What to produce: Without the pictures, print each of the records below exactly as it appears.

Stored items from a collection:
========================================================================

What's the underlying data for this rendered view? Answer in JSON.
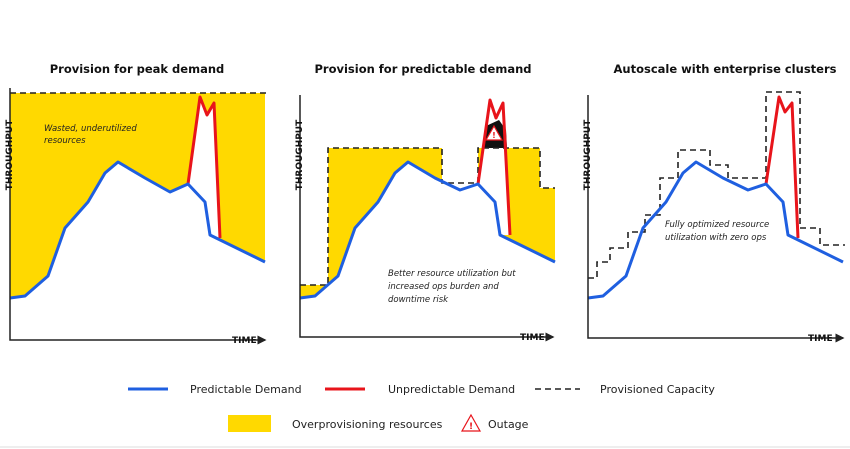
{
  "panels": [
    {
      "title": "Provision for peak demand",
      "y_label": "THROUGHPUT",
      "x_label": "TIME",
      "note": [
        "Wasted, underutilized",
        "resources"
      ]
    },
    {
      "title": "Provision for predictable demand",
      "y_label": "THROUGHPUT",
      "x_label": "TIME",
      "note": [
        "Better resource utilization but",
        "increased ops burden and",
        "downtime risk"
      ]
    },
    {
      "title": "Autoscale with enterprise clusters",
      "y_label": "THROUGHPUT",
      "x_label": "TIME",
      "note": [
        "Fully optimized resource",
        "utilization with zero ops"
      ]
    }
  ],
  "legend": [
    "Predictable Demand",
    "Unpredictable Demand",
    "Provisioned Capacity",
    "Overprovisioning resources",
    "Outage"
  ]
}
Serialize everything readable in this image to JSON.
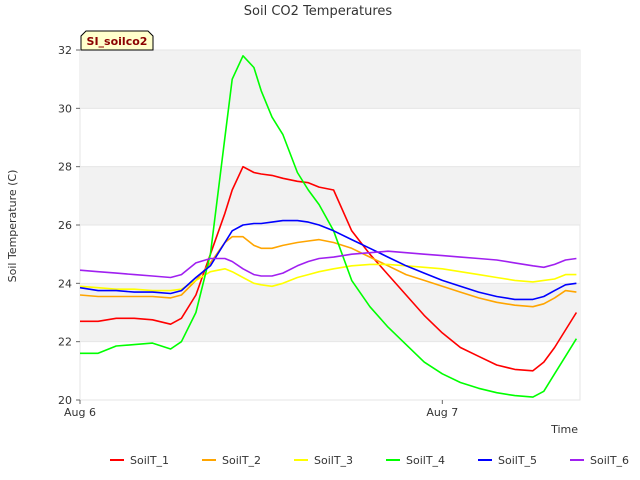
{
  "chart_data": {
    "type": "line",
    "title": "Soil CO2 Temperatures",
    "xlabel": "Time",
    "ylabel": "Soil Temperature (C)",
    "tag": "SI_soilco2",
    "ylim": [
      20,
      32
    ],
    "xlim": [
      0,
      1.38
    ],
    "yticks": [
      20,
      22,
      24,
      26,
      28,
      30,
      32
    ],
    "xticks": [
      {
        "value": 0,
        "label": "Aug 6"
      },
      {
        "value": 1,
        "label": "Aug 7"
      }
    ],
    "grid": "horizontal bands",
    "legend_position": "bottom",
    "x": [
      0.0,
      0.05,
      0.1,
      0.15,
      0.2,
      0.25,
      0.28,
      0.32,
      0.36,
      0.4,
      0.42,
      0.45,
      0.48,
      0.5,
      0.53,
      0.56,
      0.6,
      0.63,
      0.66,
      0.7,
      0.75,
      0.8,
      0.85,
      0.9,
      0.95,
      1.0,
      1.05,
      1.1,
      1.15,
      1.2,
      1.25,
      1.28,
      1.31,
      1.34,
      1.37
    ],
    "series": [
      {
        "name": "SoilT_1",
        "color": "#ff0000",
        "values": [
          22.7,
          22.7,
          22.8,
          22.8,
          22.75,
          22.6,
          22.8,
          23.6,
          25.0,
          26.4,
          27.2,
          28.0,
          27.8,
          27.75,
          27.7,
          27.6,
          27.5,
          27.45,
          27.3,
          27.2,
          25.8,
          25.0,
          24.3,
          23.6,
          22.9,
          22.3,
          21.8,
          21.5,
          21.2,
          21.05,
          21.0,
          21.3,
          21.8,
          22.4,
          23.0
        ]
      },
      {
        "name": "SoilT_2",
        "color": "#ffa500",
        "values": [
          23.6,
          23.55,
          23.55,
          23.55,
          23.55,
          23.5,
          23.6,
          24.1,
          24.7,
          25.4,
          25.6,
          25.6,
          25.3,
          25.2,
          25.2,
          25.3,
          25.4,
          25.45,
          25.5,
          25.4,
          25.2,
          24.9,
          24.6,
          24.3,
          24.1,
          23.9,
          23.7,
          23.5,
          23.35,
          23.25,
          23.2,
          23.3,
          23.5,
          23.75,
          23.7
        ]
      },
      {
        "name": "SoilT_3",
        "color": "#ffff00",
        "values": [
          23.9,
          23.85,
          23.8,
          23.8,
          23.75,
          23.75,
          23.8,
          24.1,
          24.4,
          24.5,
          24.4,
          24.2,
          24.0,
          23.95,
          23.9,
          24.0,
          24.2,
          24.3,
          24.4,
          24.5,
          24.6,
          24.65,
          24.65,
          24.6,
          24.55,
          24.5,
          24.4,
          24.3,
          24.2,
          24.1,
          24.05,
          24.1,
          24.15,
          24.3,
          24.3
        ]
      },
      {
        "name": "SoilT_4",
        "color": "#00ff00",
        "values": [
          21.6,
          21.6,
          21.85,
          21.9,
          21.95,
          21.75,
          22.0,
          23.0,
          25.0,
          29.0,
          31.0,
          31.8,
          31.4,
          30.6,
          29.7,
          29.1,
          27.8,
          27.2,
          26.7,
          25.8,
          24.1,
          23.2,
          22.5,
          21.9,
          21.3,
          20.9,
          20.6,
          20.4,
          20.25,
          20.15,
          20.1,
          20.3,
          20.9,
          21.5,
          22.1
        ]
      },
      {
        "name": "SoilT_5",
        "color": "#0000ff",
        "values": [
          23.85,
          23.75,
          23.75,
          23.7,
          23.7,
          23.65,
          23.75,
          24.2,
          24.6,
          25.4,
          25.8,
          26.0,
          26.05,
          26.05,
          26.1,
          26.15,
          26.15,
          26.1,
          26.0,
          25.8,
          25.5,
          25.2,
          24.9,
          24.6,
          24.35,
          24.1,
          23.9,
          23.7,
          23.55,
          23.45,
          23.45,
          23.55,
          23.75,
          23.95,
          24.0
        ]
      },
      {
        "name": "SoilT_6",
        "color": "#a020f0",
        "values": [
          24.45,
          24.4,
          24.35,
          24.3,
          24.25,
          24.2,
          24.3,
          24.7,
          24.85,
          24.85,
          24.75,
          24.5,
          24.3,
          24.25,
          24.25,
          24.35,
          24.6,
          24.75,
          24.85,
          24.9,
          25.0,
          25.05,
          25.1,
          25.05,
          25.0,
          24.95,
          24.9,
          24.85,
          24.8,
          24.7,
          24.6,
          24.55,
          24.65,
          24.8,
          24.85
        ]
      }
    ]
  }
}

========================================================================

Exercise solution:
What's the underlying data for this rendered view? Answer in JSON.
{
  "panels": [
    {
      "title": "Provision for peak demand",
      "y_label": "THROUGHPUT",
      "x_label": "TIME",
      "note": [
        "Wasted, underutilized",
        "resources"
      ]
    },
    {
      "title": "Provision for predictable demand",
      "y_label": "THROUGHPUT",
      "x_label": "TIME",
      "note": [
        "Better resource utilization but",
        "increased ops burden and",
        "downtime risk"
      ]
    },
    {
      "title": "Autoscale with enterprise clusters",
      "y_label": "THROUGHPUT",
      "x_label": "TIME",
      "note": [
        "Fully optimized resource",
        "utilization with zero ops"
      ]
    }
  ],
  "legend": [
    "Predictable Demand",
    "Unpredictable Demand",
    "Provisioned Capacity",
    "Overprovisioning resources",
    "Outage"
  ]
}
Serialize everything readable in this image to JSON.
{
  "chart_data": {
    "type": "line",
    "title": "Soil CO2 Temperatures",
    "xlabel": "Time",
    "ylabel": "Soil Temperature (C)",
    "tag": "SI_soilco2",
    "ylim": [
      20,
      32
    ],
    "xlim": [
      0,
      1.38
    ],
    "yticks": [
      20,
      22,
      24,
      26,
      28,
      30,
      32
    ],
    "xticks": [
      {
        "value": 0,
        "label": "Aug 6"
      },
      {
        "value": 1,
        "label": "Aug 7"
      }
    ],
    "grid": "horizontal bands",
    "legend_position": "bottom",
    "x": [
      0.0,
      0.05,
      0.1,
      0.15,
      0.2,
      0.25,
      0.28,
      0.32,
      0.36,
      0.4,
      0.42,
      0.45,
      0.48,
      0.5,
      0.53,
      0.56,
      0.6,
      0.63,
      0.66,
      0.7,
      0.75,
      0.8,
      0.85,
      0.9,
      0.95,
      1.0,
      1.05,
      1.1,
      1.15,
      1.2,
      1.25,
      1.28,
      1.31,
      1.34,
      1.37
    ],
    "series": [
      {
        "name": "SoilT_1",
        "color": "#ff0000",
        "values": [
          22.7,
          22.7,
          22.8,
          22.8,
          22.75,
          22.6,
          22.8,
          23.6,
          25.0,
          26.4,
          27.2,
          28.0,
          27.8,
          27.75,
          27.7,
          27.6,
          27.5,
          27.45,
          27.3,
          27.2,
          25.8,
          25.0,
          24.3,
          23.6,
          22.9,
          22.3,
          21.8,
          21.5,
          21.2,
          21.05,
          21.0,
          21.3,
          21.8,
          22.4,
          23.0
        ]
      },
      {
        "name": "SoilT_2",
        "color": "#ffa500",
        "values": [
          23.6,
          23.55,
          23.55,
          23.55,
          23.55,
          23.5,
          23.6,
          24.1,
          24.7,
          25.4,
          25.6,
          25.6,
          25.3,
          25.2,
          25.2,
          25.3,
          25.4,
          25.45,
          25.5,
          25.4,
          25.2,
          24.9,
          24.6,
          24.3,
          24.1,
          23.9,
          23.7,
          23.5,
          23.35,
          23.25,
          23.2,
          23.3,
          23.5,
          23.75,
          23.7
        ]
      },
      {
        "name": "SoilT_3",
        "color": "#ffff00",
        "values": [
          23.9,
          23.85,
          23.8,
          23.8,
          23.75,
          23.75,
          23.8,
          24.1,
          24.4,
          24.5,
          24.4,
          24.2,
          24.0,
          23.95,
          23.9,
          24.0,
          24.2,
          24.3,
          24.4,
          24.5,
          24.6,
          24.65,
          24.65,
          24.6,
          24.55,
          24.5,
          24.4,
          24.3,
          24.2,
          24.1,
          24.05,
          24.1,
          24.15,
          24.3,
          24.3
        ]
      },
      {
        "name": "SoilT_4",
        "color": "#00ff00",
        "values": [
          21.6,
          21.6,
          21.85,
          21.9,
          21.95,
          21.75,
          22.0,
          23.0,
          25.0,
          29.0,
          31.0,
          31.8,
          31.4,
          30.6,
          29.7,
          29.1,
          27.8,
          27.2,
          26.7,
          25.8,
          24.1,
          23.2,
          22.5,
          21.9,
          21.3,
          20.9,
          20.6,
          20.4,
          20.25,
          20.15,
          20.1,
          20.3,
          20.9,
          21.5,
          22.1
        ]
      },
      {
        "name": "SoilT_5",
        "color": "#0000ff",
        "values": [
          23.85,
          23.75,
          23.75,
          23.7,
          23.7,
          23.65,
          23.75,
          24.2,
          24.6,
          25.4,
          25.8,
          26.0,
          26.05,
          26.05,
          26.1,
          26.15,
          26.15,
          26.1,
          26.0,
          25.8,
          25.5,
          25.2,
          24.9,
          24.6,
          24.35,
          24.1,
          23.9,
          23.7,
          23.55,
          23.45,
          23.45,
          23.55,
          23.75,
          23.95,
          24.0
        ]
      },
      {
        "name": "SoilT_6",
        "color": "#a020f0",
        "values": [
          24.45,
          24.4,
          24.35,
          24.3,
          24.25,
          24.2,
          24.3,
          24.7,
          24.85,
          24.85,
          24.75,
          24.5,
          24.3,
          24.25,
          24.25,
          24.35,
          24.6,
          24.75,
          24.85,
          24.9,
          25.0,
          25.05,
          25.1,
          25.05,
          25.0,
          24.95,
          24.9,
          24.85,
          24.8,
          24.7,
          24.6,
          24.55,
          24.65,
          24.8,
          24.85
        ]
      }
    ]
  }
}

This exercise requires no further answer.